--- begin Information supplied ---

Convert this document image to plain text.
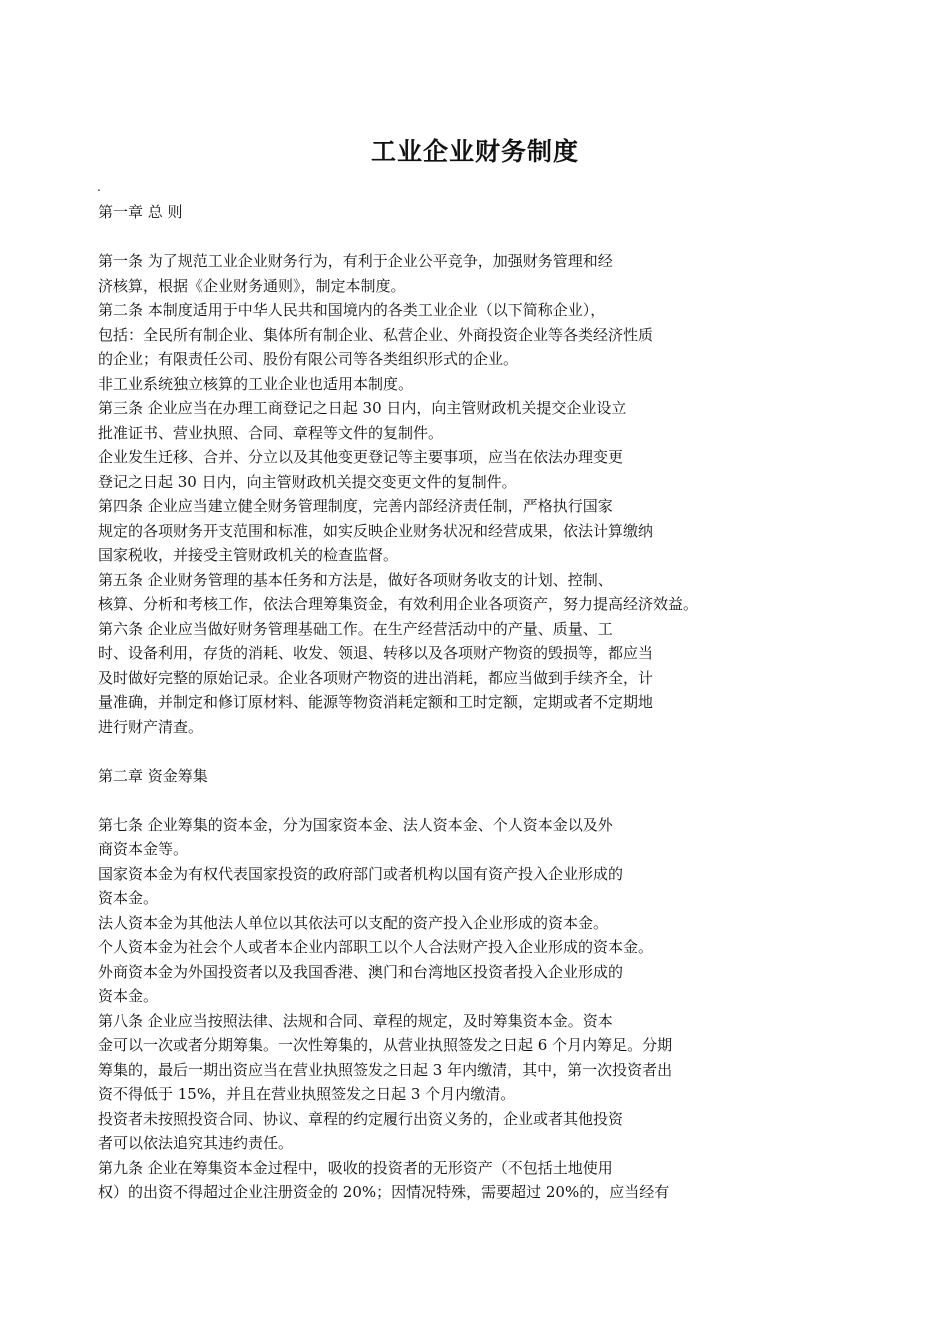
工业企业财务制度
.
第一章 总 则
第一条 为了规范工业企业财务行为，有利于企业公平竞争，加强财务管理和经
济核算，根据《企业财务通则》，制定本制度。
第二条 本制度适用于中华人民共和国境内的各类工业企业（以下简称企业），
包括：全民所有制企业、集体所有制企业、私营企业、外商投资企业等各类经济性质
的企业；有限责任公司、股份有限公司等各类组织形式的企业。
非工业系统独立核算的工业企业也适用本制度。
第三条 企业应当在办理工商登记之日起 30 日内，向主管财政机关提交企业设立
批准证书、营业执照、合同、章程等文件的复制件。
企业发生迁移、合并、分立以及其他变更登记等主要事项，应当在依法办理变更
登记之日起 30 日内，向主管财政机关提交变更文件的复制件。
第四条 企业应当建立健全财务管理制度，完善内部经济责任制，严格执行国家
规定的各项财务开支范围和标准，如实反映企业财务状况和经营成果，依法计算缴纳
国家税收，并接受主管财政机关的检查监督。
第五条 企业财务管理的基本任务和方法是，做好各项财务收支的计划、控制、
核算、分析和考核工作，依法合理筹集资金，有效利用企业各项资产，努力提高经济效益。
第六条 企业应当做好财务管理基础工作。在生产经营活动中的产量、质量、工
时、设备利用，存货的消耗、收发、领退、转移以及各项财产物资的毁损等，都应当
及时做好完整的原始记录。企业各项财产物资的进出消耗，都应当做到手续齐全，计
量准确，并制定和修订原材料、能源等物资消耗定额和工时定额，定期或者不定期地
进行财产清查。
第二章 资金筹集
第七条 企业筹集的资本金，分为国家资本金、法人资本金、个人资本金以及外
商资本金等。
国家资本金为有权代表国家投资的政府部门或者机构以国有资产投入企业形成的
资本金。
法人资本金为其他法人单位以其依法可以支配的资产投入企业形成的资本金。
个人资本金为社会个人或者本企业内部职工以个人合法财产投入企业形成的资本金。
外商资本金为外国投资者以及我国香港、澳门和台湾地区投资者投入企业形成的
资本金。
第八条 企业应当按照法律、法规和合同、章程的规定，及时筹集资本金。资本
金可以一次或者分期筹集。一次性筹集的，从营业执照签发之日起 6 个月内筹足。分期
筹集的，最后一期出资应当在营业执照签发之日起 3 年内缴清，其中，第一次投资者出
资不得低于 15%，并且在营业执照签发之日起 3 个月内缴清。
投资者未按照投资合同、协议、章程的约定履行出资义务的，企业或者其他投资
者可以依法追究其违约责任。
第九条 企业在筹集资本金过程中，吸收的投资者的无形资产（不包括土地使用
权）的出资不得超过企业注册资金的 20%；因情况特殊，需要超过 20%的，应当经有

--- end Information supplied ---
--- begin Information supplied ---

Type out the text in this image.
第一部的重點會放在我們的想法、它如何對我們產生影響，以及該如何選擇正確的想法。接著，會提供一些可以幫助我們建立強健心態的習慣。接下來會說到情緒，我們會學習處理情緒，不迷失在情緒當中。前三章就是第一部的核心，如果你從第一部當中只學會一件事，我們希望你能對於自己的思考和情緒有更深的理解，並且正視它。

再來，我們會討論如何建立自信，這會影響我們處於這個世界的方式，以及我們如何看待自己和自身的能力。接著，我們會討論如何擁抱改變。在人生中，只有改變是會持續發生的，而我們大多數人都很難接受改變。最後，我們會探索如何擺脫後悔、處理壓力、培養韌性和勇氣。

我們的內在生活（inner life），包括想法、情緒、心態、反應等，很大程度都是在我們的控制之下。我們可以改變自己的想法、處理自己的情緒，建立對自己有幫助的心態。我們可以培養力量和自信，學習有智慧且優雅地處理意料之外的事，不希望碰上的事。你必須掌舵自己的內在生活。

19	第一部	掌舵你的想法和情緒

--- end Information supplied ---
--- begin Information supplied ---

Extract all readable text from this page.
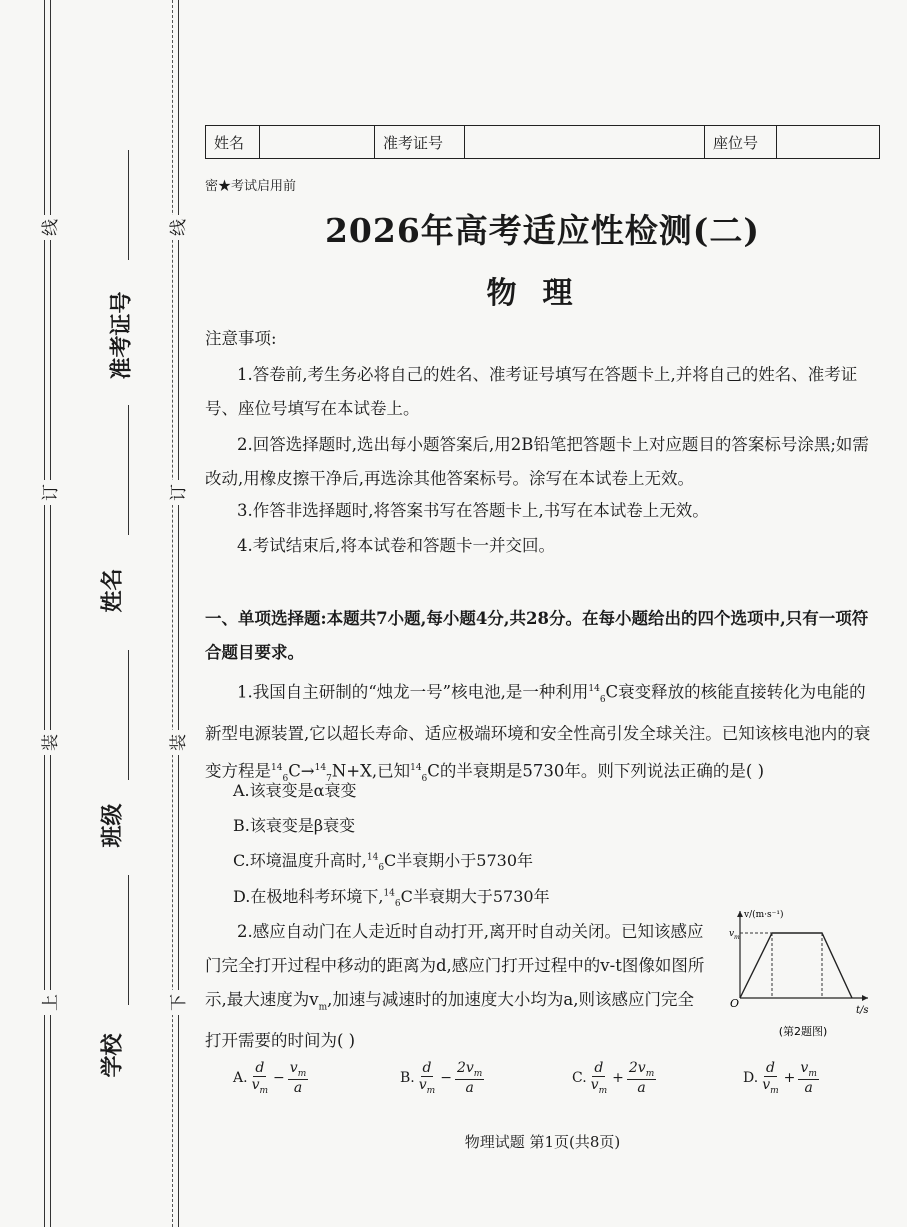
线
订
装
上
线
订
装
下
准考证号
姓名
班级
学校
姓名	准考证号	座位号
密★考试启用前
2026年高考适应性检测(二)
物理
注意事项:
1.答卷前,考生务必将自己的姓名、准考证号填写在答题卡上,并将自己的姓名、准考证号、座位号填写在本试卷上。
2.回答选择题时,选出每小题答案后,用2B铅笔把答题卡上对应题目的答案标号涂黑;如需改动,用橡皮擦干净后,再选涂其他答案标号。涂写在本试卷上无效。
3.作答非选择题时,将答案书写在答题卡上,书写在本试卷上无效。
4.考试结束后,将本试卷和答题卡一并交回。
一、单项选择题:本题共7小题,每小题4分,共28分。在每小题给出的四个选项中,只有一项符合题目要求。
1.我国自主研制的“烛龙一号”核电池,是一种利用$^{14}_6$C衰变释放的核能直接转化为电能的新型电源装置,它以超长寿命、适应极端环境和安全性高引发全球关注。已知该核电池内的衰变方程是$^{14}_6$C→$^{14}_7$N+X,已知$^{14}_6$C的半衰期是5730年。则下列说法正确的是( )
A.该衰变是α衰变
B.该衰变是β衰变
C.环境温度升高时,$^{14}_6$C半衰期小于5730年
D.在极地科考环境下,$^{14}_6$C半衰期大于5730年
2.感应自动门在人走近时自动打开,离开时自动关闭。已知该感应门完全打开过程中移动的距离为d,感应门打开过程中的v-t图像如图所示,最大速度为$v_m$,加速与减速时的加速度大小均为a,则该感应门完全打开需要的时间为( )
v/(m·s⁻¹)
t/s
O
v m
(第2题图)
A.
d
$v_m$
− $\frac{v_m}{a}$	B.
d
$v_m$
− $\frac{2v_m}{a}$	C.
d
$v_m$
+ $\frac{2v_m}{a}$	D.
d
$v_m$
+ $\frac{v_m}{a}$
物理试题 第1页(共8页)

--- end Information supplied ---

=== To be done ===
Write down every line of the data above that includes the string "text".

=== Output for this task ===
Convert this document image to plain text.
Type out the text in this image.
Extract all readable text from this page.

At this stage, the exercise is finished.